Return the listing word for word, as given.
--- START OF ENTRIES SHOWN ---
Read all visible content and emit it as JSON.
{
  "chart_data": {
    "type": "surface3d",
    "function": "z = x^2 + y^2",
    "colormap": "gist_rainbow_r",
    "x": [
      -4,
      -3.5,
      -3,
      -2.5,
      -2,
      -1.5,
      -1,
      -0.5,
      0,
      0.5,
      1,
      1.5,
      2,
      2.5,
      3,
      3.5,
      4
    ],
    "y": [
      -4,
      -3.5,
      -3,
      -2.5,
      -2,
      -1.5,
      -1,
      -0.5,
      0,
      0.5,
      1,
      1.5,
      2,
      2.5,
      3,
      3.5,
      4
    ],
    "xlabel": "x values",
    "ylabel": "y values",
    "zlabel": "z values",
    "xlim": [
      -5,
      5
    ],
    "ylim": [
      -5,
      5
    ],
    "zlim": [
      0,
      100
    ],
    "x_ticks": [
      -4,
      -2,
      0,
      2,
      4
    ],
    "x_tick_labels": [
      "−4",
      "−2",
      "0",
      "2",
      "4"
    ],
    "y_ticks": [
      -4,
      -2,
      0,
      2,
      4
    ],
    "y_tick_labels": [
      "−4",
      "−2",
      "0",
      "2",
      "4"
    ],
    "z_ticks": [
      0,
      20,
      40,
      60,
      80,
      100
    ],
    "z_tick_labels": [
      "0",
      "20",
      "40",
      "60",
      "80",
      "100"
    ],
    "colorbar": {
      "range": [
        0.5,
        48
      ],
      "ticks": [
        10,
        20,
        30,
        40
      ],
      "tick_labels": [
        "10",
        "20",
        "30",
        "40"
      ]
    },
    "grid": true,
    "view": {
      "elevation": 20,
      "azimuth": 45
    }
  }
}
--- END OF ENTRIES SHOWN ---
- [THE ANSWER]:
Read all visible content and emit it as JSON.
{
  "chart_data": {
    "type": "surface3d",
    "function": "z = x^2 + y^2",
    "colormap": "gist_rainbow_r",
    "x": [
      -4,
      -3.5,
      -3,
      -2.5,
      -2,
      -1.5,
      -1,
      -0.5,
      0,
      0.5,
      1,
      1.5,
      2,
      2.5,
      3,
      3.5,
      4
    ],
    "y": [
      -4,
      -3.5,
      -3,
      -2.5,
      -2,
      -1.5,
      -1,
      -0.5,
      0,
      0.5,
      1,
      1.5,
      2,
      2.5,
      3,
      3.5,
      4
    ],
    "xlabel": "x values",
    "ylabel": "y values",
    "zlabel": "z values",
    "xlim": [
      -5,
      5
    ],
    "ylim": [
      -5,
      5
    ],
    "zlim": [
      0,
      100
    ],
    "x_ticks": [
      -4,
      -2,
      0,
      2,
      4
    ],
    "x_tick_labels": [
      "−4",
      "−2",
      "0",
      "2",
      "4"
    ],
    "y_ticks": [
      -4,
      -2,
      0,
      2,
      4
    ],
    "y_tick_labels": [
      "−4",
      "−2",
      "0",
      "2",
      "4"
    ],
    "z_ticks": [
      0,
      20,
      40,
      60,
      80,
      100
    ],
    "z_tick_labels": [
      "0",
      "20",
      "40",
      "60",
      "80",
      "100"
    ],
    "colorbar": {
      "range": [
        0.5,
        48
      ],
      "ticks": [
        10,
        20,
        30,
        40
      ],
      "tick_labels": [
        "10",
        "20",
        "30",
        "40"
      ]
    },
    "grid": true,
    "view": {
      "elevation": 20,
      "azimuth": 45
    }
  }
}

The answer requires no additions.